▸ Set task: Only the number is wanted: how many lines hold the word "icon"?

═════ Provided information ═════

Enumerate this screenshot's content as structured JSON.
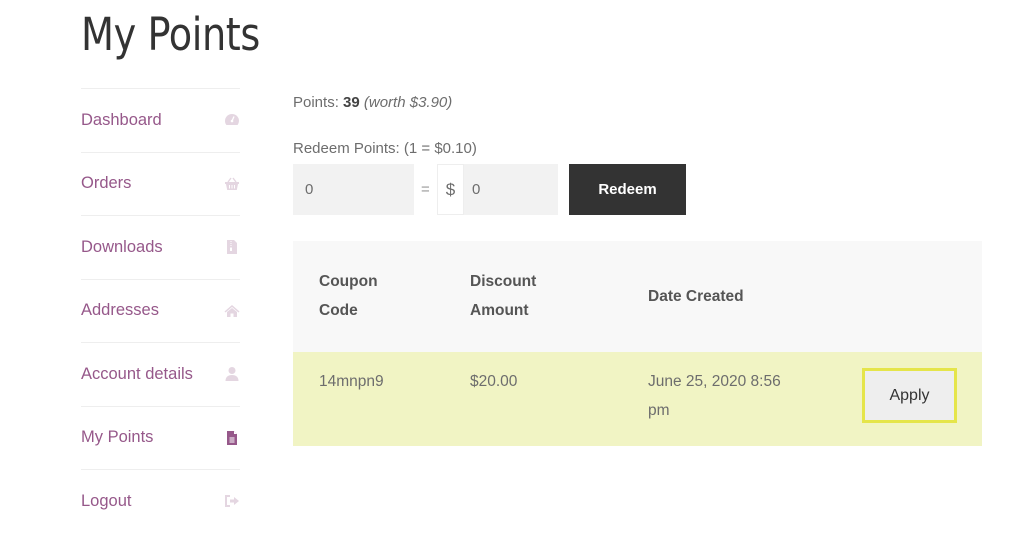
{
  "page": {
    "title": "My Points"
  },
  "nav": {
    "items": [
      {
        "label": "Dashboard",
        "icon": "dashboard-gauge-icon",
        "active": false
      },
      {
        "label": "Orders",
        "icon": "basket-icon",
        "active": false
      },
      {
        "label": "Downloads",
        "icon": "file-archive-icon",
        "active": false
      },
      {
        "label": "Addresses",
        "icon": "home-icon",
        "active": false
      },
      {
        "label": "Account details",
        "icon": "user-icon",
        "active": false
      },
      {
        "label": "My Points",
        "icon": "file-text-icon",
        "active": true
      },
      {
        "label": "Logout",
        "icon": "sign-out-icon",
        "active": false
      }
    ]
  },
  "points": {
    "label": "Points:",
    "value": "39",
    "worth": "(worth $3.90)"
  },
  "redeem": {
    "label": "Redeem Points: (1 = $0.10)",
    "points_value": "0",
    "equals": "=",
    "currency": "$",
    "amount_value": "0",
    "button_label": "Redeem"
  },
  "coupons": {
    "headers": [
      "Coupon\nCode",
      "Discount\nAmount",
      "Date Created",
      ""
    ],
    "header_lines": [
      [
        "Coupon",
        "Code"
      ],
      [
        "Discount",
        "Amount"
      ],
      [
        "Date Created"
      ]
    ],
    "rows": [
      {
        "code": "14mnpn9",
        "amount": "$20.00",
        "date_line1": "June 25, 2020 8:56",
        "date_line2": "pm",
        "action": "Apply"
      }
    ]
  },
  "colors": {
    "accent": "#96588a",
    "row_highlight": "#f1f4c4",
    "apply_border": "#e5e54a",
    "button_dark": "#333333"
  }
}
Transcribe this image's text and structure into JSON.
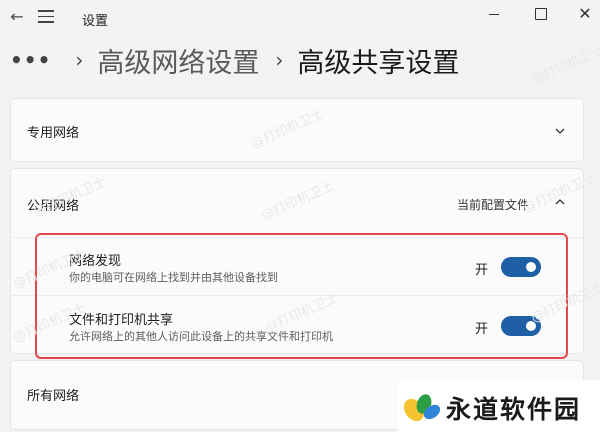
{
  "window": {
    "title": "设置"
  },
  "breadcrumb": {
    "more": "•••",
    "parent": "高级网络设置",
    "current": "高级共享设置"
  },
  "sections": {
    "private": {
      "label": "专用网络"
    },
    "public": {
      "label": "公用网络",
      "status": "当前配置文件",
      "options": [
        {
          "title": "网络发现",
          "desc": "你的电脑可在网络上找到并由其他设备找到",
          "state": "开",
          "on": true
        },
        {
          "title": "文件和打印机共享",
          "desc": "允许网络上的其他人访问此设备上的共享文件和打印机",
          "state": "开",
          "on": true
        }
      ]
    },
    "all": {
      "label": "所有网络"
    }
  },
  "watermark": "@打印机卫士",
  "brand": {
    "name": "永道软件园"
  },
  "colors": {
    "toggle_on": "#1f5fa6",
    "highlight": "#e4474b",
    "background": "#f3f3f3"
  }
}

═════
═════ Provided information ═════

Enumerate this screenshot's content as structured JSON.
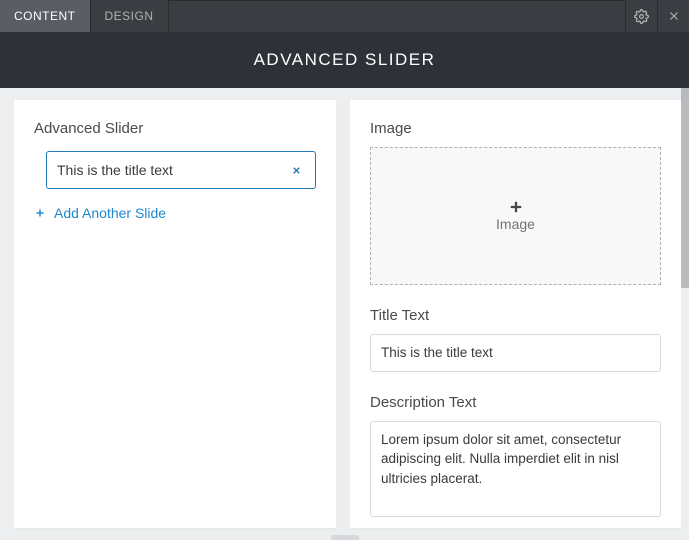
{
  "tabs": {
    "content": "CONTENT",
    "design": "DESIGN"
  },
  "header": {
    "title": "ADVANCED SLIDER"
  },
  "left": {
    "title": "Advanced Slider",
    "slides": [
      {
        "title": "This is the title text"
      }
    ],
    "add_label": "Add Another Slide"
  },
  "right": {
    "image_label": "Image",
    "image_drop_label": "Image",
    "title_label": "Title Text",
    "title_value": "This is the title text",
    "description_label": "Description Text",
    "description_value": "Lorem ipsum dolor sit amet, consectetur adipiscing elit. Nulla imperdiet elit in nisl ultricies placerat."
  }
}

═════

▸ Result: 7